Records for this exercise

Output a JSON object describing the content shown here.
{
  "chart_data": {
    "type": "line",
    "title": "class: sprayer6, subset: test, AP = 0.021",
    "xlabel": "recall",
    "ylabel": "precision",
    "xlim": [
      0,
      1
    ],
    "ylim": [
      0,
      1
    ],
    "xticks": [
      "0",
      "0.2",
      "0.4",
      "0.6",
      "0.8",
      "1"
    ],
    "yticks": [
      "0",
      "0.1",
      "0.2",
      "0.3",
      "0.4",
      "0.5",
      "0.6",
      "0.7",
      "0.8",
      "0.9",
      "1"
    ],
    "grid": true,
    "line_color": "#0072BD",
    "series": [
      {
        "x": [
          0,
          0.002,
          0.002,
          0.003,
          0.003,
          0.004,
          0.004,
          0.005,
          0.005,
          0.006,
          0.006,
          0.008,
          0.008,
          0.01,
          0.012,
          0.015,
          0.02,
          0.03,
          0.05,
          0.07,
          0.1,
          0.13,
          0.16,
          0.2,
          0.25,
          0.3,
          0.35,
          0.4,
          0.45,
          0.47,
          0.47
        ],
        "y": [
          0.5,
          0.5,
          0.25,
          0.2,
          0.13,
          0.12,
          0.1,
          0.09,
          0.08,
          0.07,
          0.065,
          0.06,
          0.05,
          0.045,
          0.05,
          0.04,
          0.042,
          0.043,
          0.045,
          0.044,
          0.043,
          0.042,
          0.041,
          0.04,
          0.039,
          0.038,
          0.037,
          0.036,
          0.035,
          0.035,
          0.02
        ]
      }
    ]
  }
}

Your goal
Please output the complete data exactly.

Response to this task
Output a JSON object describing the content shown here.
{
  "chart_data": {
    "type": "line",
    "title": "class: sprayer6, subset: test, AP = 0.021",
    "xlabel": "recall",
    "ylabel": "precision",
    "xlim": [
      0,
      1
    ],
    "ylim": [
      0,
      1
    ],
    "xticks": [
      "0",
      "0.2",
      "0.4",
      "0.6",
      "0.8",
      "1"
    ],
    "yticks": [
      "0",
      "0.1",
      "0.2",
      "0.3",
      "0.4",
      "0.5",
      "0.6",
      "0.7",
      "0.8",
      "0.9",
      "1"
    ],
    "grid": true,
    "line_color": "#0072BD",
    "series": [
      {
        "x": [
          0,
          0.002,
          0.002,
          0.003,
          0.003,
          0.004,
          0.004,
          0.005,
          0.005,
          0.006,
          0.006,
          0.008,
          0.008,
          0.01,
          0.012,
          0.015,
          0.02,
          0.03,
          0.05,
          0.07,
          0.1,
          0.13,
          0.16,
          0.2,
          0.25,
          0.3,
          0.35,
          0.4,
          0.45,
          0.47,
          0.47
        ],
        "y": [
          0.5,
          0.5,
          0.25,
          0.2,
          0.13,
          0.12,
          0.1,
          0.09,
          0.08,
          0.07,
          0.065,
          0.06,
          0.05,
          0.045,
          0.05,
          0.04,
          0.042,
          0.043,
          0.045,
          0.044,
          0.043,
          0.042,
          0.041,
          0.04,
          0.039,
          0.038,
          0.037,
          0.036,
          0.035,
          0.035,
          0.02
        ]
      }
    ]
  }
}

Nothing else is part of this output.